Aim of the task -
Repeat each record below exactly as given.

-- Begin Data supplied --

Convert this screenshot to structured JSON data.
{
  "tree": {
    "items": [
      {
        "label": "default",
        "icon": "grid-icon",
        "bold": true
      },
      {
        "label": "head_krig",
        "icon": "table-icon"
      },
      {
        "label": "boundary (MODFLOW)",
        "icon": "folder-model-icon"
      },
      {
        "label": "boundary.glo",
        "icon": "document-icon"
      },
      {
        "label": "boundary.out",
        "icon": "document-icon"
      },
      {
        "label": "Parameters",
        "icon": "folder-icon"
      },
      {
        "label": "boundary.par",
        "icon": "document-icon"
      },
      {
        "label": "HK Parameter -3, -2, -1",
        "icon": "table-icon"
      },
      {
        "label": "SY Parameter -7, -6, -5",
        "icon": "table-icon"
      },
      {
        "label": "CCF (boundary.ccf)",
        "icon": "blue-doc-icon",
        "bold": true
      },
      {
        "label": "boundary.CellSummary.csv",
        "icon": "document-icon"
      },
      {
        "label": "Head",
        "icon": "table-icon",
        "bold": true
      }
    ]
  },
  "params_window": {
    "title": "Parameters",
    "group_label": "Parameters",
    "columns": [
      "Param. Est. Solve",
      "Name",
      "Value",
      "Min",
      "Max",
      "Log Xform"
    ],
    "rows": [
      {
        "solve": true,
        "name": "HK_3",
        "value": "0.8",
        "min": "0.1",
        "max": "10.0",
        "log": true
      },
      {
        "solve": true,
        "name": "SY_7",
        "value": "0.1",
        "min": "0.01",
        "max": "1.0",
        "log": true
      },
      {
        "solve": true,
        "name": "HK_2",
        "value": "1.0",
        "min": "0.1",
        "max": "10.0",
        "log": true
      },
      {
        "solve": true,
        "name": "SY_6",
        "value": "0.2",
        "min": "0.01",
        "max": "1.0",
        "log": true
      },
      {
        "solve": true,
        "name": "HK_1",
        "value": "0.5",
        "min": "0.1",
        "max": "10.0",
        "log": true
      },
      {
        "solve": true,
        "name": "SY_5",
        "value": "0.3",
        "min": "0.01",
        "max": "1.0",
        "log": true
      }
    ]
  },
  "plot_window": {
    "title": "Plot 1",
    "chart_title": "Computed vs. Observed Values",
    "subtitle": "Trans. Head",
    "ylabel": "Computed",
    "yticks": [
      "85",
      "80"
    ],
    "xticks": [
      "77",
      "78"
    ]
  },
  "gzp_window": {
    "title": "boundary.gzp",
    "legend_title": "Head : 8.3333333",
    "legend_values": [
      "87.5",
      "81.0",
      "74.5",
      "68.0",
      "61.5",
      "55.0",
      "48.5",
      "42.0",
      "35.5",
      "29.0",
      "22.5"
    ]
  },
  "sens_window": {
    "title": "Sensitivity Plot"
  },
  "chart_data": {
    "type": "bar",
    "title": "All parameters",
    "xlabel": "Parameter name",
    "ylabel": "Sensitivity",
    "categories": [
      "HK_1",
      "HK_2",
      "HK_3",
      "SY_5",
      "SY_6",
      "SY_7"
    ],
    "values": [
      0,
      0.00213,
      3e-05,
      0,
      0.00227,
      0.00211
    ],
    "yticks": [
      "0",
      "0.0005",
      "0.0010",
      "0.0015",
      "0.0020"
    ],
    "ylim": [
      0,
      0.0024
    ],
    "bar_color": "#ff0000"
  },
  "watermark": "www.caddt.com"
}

-- End Data supplied --

Solution below -
Convert this screenshot to structured JSON data.
{
  "tree": {
    "items": [
      {
        "label": "default",
        "icon": "grid-icon",
        "bold": true
      },
      {
        "label": "head_krig",
        "icon": "table-icon"
      },
      {
        "label": "boundary (MODFLOW)",
        "icon": "folder-model-icon"
      },
      {
        "label": "boundary.glo",
        "icon": "document-icon"
      },
      {
        "label": "boundary.out",
        "icon": "document-icon"
      },
      {
        "label": "Parameters",
        "icon": "folder-icon"
      },
      {
        "label": "boundary.par",
        "icon": "document-icon"
      },
      {
        "label": "HK Parameter -3, -2, -1",
        "icon": "table-icon"
      },
      {
        "label": "SY Parameter -7, -6, -5",
        "icon": "table-icon"
      },
      {
        "label": "CCF (boundary.ccf)",
        "icon": "blue-doc-icon",
        "bold": true
      },
      {
        "label": "boundary.CellSummary.csv",
        "icon": "document-icon"
      },
      {
        "label": "Head",
        "icon": "table-icon",
        "bold": true
      }
    ]
  },
  "params_window": {
    "title": "Parameters",
    "group_label": "Parameters",
    "columns": [
      "Param. Est. Solve",
      "Name",
      "Value",
      "Min",
      "Max",
      "Log Xform"
    ],
    "rows": [
      {
        "solve": true,
        "name": "HK_3",
        "value": "0.8",
        "min": "0.1",
        "max": "10.0",
        "log": true
      },
      {
        "solve": true,
        "name": "SY_7",
        "value": "0.1",
        "min": "0.01",
        "max": "1.0",
        "log": true
      },
      {
        "solve": true,
        "name": "HK_2",
        "value": "1.0",
        "min": "0.1",
        "max": "10.0",
        "log": true
      },
      {
        "solve": true,
        "name": "SY_6",
        "value": "0.2",
        "min": "0.01",
        "max": "1.0",
        "log": true
      },
      {
        "solve": true,
        "name": "HK_1",
        "value": "0.5",
        "min": "0.1",
        "max": "10.0",
        "log": true
      },
      {
        "solve": true,
        "name": "SY_5",
        "value": "0.3",
        "min": "0.01",
        "max": "1.0",
        "log": true
      }
    ]
  },
  "plot_window": {
    "title": "Plot 1",
    "chart_title": "Computed vs. Observed Values",
    "subtitle": "Trans. Head",
    "ylabel": "Computed",
    "yticks": [
      "85",
      "80"
    ],
    "xticks": [
      "77",
      "78"
    ]
  },
  "gzp_window": {
    "title": "boundary.gzp",
    "legend_title": "Head : 8.3333333",
    "legend_values": [
      "87.5",
      "81.0",
      "74.5",
      "68.0",
      "61.5",
      "55.0",
      "48.5",
      "42.0",
      "35.5",
      "29.0",
      "22.5"
    ]
  },
  "sens_window": {
    "title": "Sensitivity Plot"
  },
  "chart_data": {
    "type": "bar",
    "title": "All parameters",
    "xlabel": "Parameter name",
    "ylabel": "Sensitivity",
    "categories": [
      "HK_1",
      "HK_2",
      "HK_3",
      "SY_5",
      "SY_6",
      "SY_7"
    ],
    "values": [
      0,
      0.00213,
      3e-05,
      0,
      0.00227,
      0.00211
    ],
    "yticks": [
      "0",
      "0.0005",
      "0.0010",
      "0.0015",
      "0.0020"
    ],
    "ylim": [
      0,
      0.0024
    ],
    "bar_color": "#ff0000"
  },
  "watermark": "www.caddt.com"
}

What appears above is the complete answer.